> Problem description
Identify the lines that contain the word "right" and copy each one.

> Exercise materials
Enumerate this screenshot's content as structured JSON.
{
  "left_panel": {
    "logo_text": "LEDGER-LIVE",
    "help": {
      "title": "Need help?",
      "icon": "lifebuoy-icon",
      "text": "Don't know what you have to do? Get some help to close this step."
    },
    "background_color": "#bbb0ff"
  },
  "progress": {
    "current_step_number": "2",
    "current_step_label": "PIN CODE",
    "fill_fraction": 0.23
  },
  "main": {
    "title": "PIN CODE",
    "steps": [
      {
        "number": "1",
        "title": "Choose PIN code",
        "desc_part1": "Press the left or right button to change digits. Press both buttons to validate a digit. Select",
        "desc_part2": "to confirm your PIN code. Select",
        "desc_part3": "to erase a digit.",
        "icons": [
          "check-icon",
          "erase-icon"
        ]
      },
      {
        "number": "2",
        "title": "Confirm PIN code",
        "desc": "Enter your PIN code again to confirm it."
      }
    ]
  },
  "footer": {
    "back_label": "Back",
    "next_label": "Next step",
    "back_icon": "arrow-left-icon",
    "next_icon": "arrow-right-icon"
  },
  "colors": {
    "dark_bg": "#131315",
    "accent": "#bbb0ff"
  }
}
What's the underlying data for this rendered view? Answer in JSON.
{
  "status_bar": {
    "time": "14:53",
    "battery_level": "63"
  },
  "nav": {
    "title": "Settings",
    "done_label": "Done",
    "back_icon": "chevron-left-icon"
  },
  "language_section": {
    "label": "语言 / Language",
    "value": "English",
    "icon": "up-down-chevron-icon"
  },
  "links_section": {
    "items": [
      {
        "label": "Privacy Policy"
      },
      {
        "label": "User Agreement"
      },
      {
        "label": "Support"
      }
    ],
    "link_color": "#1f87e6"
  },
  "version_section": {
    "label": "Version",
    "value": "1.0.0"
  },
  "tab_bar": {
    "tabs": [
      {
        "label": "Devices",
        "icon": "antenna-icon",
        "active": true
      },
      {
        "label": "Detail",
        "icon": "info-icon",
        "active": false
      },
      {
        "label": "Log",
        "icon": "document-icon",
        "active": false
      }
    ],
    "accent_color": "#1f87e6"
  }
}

--

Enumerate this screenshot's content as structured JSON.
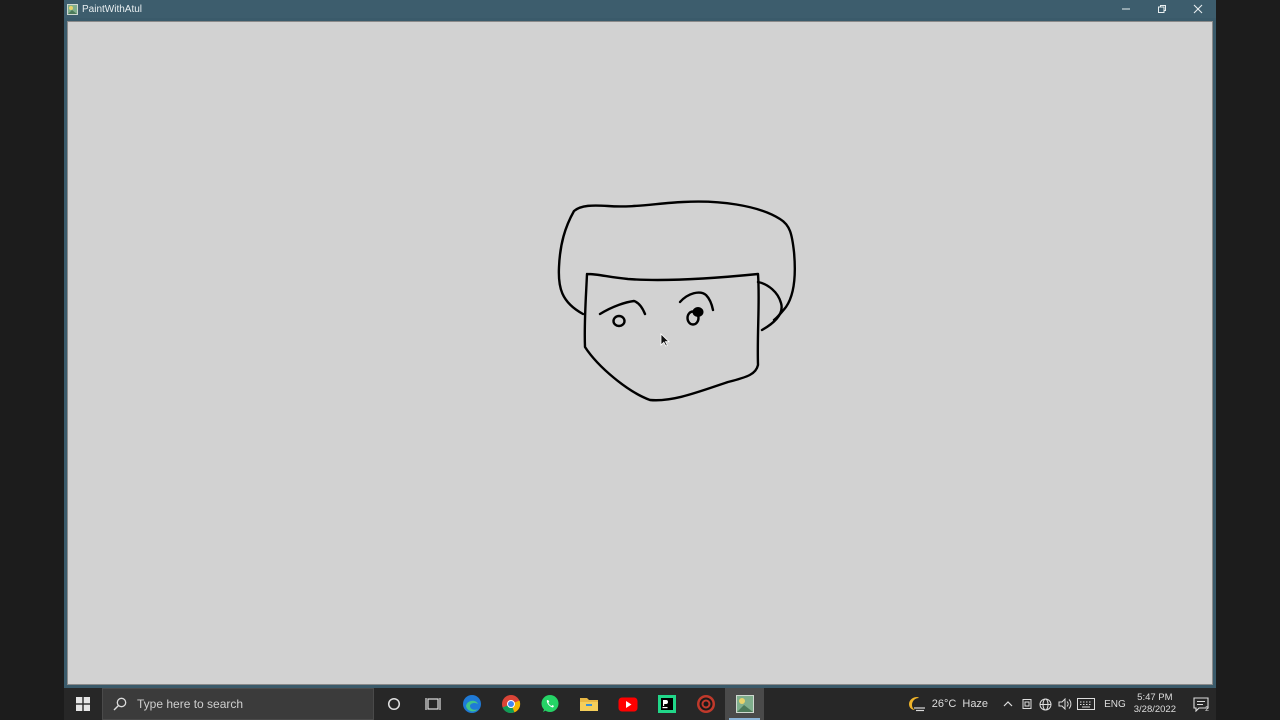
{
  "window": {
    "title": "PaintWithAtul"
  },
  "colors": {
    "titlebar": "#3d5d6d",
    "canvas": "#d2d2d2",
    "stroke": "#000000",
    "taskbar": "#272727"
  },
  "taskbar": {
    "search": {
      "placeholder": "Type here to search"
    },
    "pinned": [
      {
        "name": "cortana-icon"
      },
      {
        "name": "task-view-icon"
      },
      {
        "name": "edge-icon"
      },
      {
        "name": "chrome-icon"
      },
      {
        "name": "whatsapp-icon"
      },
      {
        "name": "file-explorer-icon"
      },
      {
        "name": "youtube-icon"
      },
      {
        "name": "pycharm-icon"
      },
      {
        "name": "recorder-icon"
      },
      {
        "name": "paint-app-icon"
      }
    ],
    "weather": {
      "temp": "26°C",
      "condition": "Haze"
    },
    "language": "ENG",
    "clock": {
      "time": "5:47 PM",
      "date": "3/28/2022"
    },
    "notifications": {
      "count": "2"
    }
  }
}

> Result for this task
        "desc_part1": "Press the left or right button to change digits. Press both buttons to validate a digit. Select",
    "next_icon": "arrow-right-icon"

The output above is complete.